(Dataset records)
== == ==

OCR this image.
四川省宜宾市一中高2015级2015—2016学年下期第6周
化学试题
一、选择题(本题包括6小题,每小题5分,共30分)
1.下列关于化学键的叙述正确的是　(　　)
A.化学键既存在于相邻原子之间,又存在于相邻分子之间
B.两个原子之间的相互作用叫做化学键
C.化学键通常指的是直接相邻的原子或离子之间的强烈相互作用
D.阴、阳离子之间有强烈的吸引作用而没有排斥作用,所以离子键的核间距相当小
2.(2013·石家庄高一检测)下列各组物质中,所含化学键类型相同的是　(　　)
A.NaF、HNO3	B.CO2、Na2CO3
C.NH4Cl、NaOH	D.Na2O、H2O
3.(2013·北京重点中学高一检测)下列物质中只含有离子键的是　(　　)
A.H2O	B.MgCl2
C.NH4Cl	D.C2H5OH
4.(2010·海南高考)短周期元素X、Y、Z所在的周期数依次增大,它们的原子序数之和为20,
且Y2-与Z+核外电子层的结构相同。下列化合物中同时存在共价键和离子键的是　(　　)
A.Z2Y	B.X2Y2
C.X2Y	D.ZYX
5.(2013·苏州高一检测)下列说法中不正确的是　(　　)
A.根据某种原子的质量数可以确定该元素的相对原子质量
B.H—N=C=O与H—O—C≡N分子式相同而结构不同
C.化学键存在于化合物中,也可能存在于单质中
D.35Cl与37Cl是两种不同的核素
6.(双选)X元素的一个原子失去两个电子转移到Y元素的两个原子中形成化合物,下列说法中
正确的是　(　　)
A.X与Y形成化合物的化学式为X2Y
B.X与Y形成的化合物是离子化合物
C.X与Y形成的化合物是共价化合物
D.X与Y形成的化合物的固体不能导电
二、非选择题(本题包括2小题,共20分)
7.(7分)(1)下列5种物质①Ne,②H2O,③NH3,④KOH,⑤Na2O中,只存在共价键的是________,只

== == ==

*Required work*: Reproduce the material above, every line of it, exactly.

*Response to the task*:
OCR this image.
四川省宜宾市一中高2015级2015—2016学年下期第6周
化学试题
一、选择题(本题包括6小题,每小题5分,共30分)
1.下列关于化学键的叙述正确的是　(　　)
A.化学键既存在于相邻原子之间,又存在于相邻分子之间
B.两个原子之间的相互作用叫做化学键
C.化学键通常指的是直接相邻的原子或离子之间的强烈相互作用
D.阴、阳离子之间有强烈的吸引作用而没有排斥作用,所以离子键的核间距相当小
2.(2013·石家庄高一检测)下列各组物质中,所含化学键类型相同的是　(　　)
A.NaF、HNO3	B.CO2、Na2CO3
C.NH4Cl、NaOH	D.Na2O、H2O
3.(2013·北京重点中学高一检测)下列物质中只含有离子键的是　(　　)
A.H2O	B.MgCl2
C.NH4Cl	D.C2H5OH
4.(2010·海南高考)短周期元素X、Y、Z所在的周期数依次增大,它们的原子序数之和为20,
且Y2-与Z+核外电子层的结构相同。下列化合物中同时存在共价键和离子键的是　(　　)
A.Z2Y	B.X2Y2
C.X2Y	D.ZYX
5.(2013·苏州高一检测)下列说法中不正确的是　(　　)
A.根据某种原子的质量数可以确定该元素的相对原子质量
B.H—N=C=O与H—O—C≡N分子式相同而结构不同
C.化学键存在于化合物中,也可能存在于单质中
D.35Cl与37Cl是两种不同的核素
6.(双选)X元素的一个原子失去两个电子转移到Y元素的两个原子中形成化合物,下列说法中
正确的是　(　　)
A.X与Y形成化合物的化学式为X2Y
B.X与Y形成的化合物是离子化合物
C.X与Y形成的化合物是共价化合物
D.X与Y形成的化合物的固体不能导电
二、非选择题(本题包括2小题,共20分)
7.(7分)(1)下列5种物质①Ne,②H2O,③NH3,④KOH,⑤Na2O中,只存在共价键的是________,只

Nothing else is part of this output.